WHAT YOU NEED TO DO — Scan the entries below and extract each line with the word "Australian" in it.

Extracted data entries
━━━━━━━━━━━━━━━━
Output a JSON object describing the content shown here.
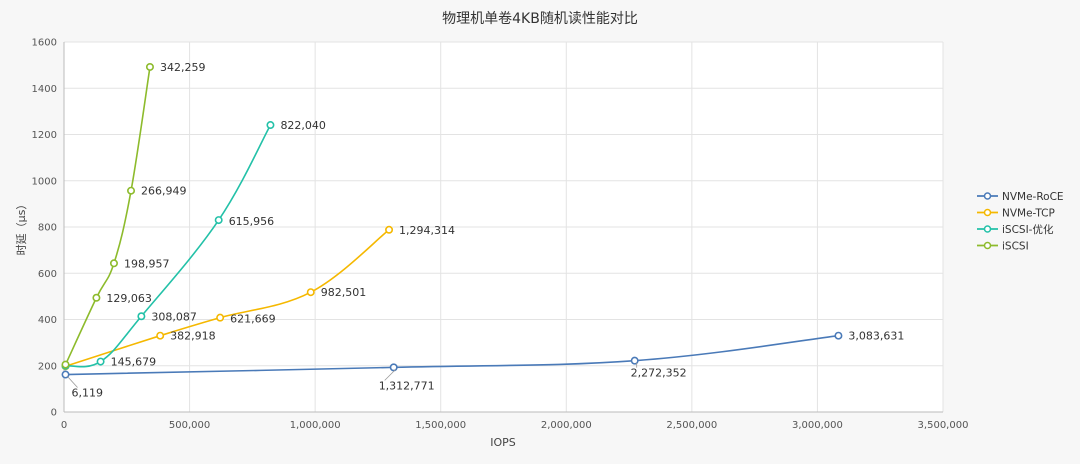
{
  "chart_data": {
    "type": "line",
    "title": "物理机单卷4KB随机读性能对比",
    "xlabel": "IOPS",
    "ylabel": "时延（μs）",
    "xlim": [
      0,
      3500000
    ],
    "ylim": [
      0,
      1600
    ],
    "x_ticks": [
      "0",
      "500,000",
      "1,000,000",
      "1,500,000",
      "2,000,000",
      "2,500,000",
      "3,000,000",
      "3,500,000"
    ],
    "y_ticks": [
      "0",
      "200",
      "400",
      "600",
      "800",
      "1000",
      "1200",
      "1400",
      "1600"
    ],
    "grid": true,
    "legend_position": "right",
    "series": [
      {
        "name": "NVMe-RoCE",
        "color": "#4a7ab8",
        "points": [
          {
            "x": 6119,
            "y": 162,
            "label": "6,119"
          },
          {
            "x": 1312771,
            "y": 193,
            "label": "1,312,771"
          },
          {
            "x": 2272352,
            "y": 222,
            "label": "2,272,352"
          },
          {
            "x": 3083631,
            "y": 330,
            "label": "3,083,631"
          }
        ]
      },
      {
        "name": "NVMe-TCP",
        "color": "#f5b800",
        "points": [
          {
            "x": 6119,
            "y": 198,
            "label": ""
          },
          {
            "x": 382918,
            "y": 330,
            "label": "382,918"
          },
          {
            "x": 621669,
            "y": 408,
            "label": "621,669"
          },
          {
            "x": 982501,
            "y": 518,
            "label": "982,501"
          },
          {
            "x": 1294314,
            "y": 788,
            "label": "1,294,314"
          }
        ]
      },
      {
        "name": "iSCSI-优化",
        "color": "#23c1a8",
        "points": [
          {
            "x": 6119,
            "y": 200,
            "label": ""
          },
          {
            "x": 145679,
            "y": 218,
            "label": "145,679"
          },
          {
            "x": 308087,
            "y": 414,
            "label": "308,087"
          },
          {
            "x": 615956,
            "y": 830,
            "label": "615,956"
          },
          {
            "x": 822040,
            "y": 1241,
            "label": "822,040"
          }
        ]
      },
      {
        "name": "iSCSI",
        "color": "#8dbb2c",
        "points": [
          {
            "x": 6119,
            "y": 205,
            "label": ""
          },
          {
            "x": 129063,
            "y": 494,
            "label": "129,063"
          },
          {
            "x": 198957,
            "y": 643,
            "label": "198,957"
          },
          {
            "x": 266949,
            "y": 957,
            "label": "266,949"
          },
          {
            "x": 342259,
            "y": 1492,
            "label": "342,259"
          }
        ]
      }
    ]
  }
}
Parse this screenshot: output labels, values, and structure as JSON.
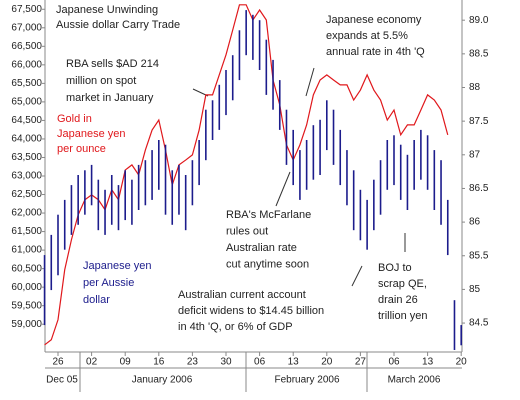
{
  "chart_data": {
    "type": "line",
    "title": [
      "Japanese Unwinding",
      "Aussie dollar Carry Trade"
    ],
    "categories": [
      null,
      null,
      "26",
      null,
      null,
      null,
      null,
      "02",
      null,
      null,
      null,
      null,
      "09",
      null,
      null,
      null,
      null,
      "16",
      null,
      null,
      null,
      null,
      "23",
      null,
      null,
      null,
      null,
      "30",
      null,
      null,
      null,
      null,
      "06",
      null,
      null,
      null,
      null,
      "13",
      null,
      null,
      null,
      null,
      "20",
      null,
      null,
      null,
      null,
      "27",
      null,
      null,
      null,
      null,
      "06",
      null,
      null,
      null,
      null,
      "13",
      null,
      null,
      null,
      null,
      "20"
    ],
    "x_group_labels": [
      "Dec 05",
      "January 2006",
      "February 2006",
      "March 2006"
    ],
    "ylim": [
      58250,
      67750
    ],
    "yticks": [
      {
        "value": 59000,
        "label": "59,000"
      },
      {
        "value": 59500,
        "label": "59,500"
      },
      {
        "value": 60000,
        "label": "60,000"
      },
      {
        "value": 60500,
        "label": "60,500"
      },
      {
        "value": 61000,
        "label": "61,000"
      },
      {
        "value": 61500,
        "label": "61,500"
      },
      {
        "value": 62000,
        "label": "62,000"
      },
      {
        "value": 62500,
        "label": "62,500"
      },
      {
        "value": 63000,
        "label": "63,000"
      },
      {
        "value": 63500,
        "label": "63,500"
      },
      {
        "value": 64000,
        "label": "64,000"
      },
      {
        "value": 64500,
        "label": "64,500"
      },
      {
        "value": 65000,
        "label": "65,000"
      },
      {
        "value": 65500,
        "label": "65,500"
      },
      {
        "value": 66000,
        "label": "66,000"
      },
      {
        "value": 66500,
        "label": "66,500"
      },
      {
        "value": 67000,
        "label": "67,000"
      },
      {
        "value": 67500,
        "label": "67,500"
      }
    ],
    "y2lim": [
      84.07,
      89.3
    ],
    "y2ticks": [
      84.5,
      85,
      85.5,
      86,
      86.5,
      87,
      87.5,
      88,
      88.5,
      {
        "value": 89,
        "label": "89.0"
      }
    ],
    "series": [
      {
        "name": [
          "Gold in",
          "Japanese yen",
          "per ounce"
        ],
        "color": "#e0181c",
        "values": [
          58440,
          58580,
          59120,
          60470,
          61280,
          61950,
          62360,
          62490,
          62360,
          62090,
          62630,
          62360,
          63160,
          63300,
          63030,
          63700,
          64240,
          64510,
          63700,
          62760,
          63300,
          63430,
          63570,
          64240,
          65190,
          65190,
          65730,
          66270,
          66940,
          67620,
          67620,
          67210,
          67480,
          67210,
          65590,
          64920,
          63840,
          63430,
          63840,
          64380,
          65190,
          65590,
          65730,
          65590,
          65460,
          65460,
          65050,
          65320,
          65730,
          65320,
          65050,
          64510,
          64780,
          64110,
          64380,
          64380,
          64780,
          65190,
          65050,
          64780,
          64110,
          null,
          null
        ]
      },
      {
        "name": [
          "Japanese yen",
          "per Aussie",
          "dollar"
        ],
        "color": "#1c1c8c",
        "type": "hilo",
        "axis": "y2",
        "high": [
          85.51,
          85.81,
          86.11,
          86.33,
          86.55,
          86.7,
          86.77,
          86.85,
          86.63,
          86.48,
          86.7,
          86.55,
          86.77,
          86.63,
          86.85,
          86.92,
          87.07,
          87.22,
          87.15,
          86.77,
          86.85,
          86.7,
          86.92,
          87.22,
          87.67,
          87.81,
          88.04,
          88.26,
          88.48,
          88.85,
          89.15,
          89.08,
          89.0,
          88.71,
          88.41,
          88.11,
          87.67,
          87.37,
          87.07,
          87.22,
          87.44,
          87.52,
          87.81,
          87.67,
          87.37,
          87.07,
          86.77,
          86.48,
          86.33,
          86.63,
          86.92,
          87.22,
          87.29,
          87.15,
          87.0,
          87.22,
          87.37,
          87.29,
          87.07,
          86.92,
          86.33,
          84.84,
          84.47
        ],
        "low": [
          84.47,
          84.99,
          85.21,
          85.59,
          85.81,
          85.96,
          86.11,
          86.25,
          85.88,
          85.81,
          85.96,
          85.88,
          86.03,
          85.96,
          86.18,
          86.25,
          86.33,
          86.48,
          86.11,
          85.96,
          86.11,
          85.88,
          86.25,
          86.55,
          86.92,
          87.22,
          87.37,
          87.59,
          87.81,
          88.11,
          88.48,
          88.41,
          88.26,
          87.89,
          87.67,
          87.37,
          86.85,
          86.55,
          86.33,
          86.48,
          86.63,
          86.7,
          87.07,
          86.85,
          86.55,
          86.25,
          85.88,
          85.73,
          85.59,
          85.88,
          86.11,
          86.48,
          86.55,
          86.33,
          86.18,
          86.48,
          86.63,
          86.48,
          86.18,
          85.96,
          85.51,
          84.1,
          84.17
        ]
      }
    ],
    "annotations": [
      [
        "RBA sells $AD 214",
        "million on spot",
        "market in January"
      ],
      [
        "Japanese economy",
        "expands at 5.5%",
        "annual rate in 4th 'Q"
      ],
      [
        "RBA's McFarlane",
        "rules out",
        "Australian rate",
        "cut anytime soon"
      ],
      [
        "Australian current account",
        "deficit widens to $14.45 billion",
        "in 4th 'Q, or 6% of GDP"
      ],
      [
        "BOJ to",
        "scrap QE,",
        "drain 26",
        "trillion yen"
      ]
    ]
  }
}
━━━━━━━━━━━━━━━━
ANSWER TO THE PROBLEM —
        "Australian rate",
        "Australian current account",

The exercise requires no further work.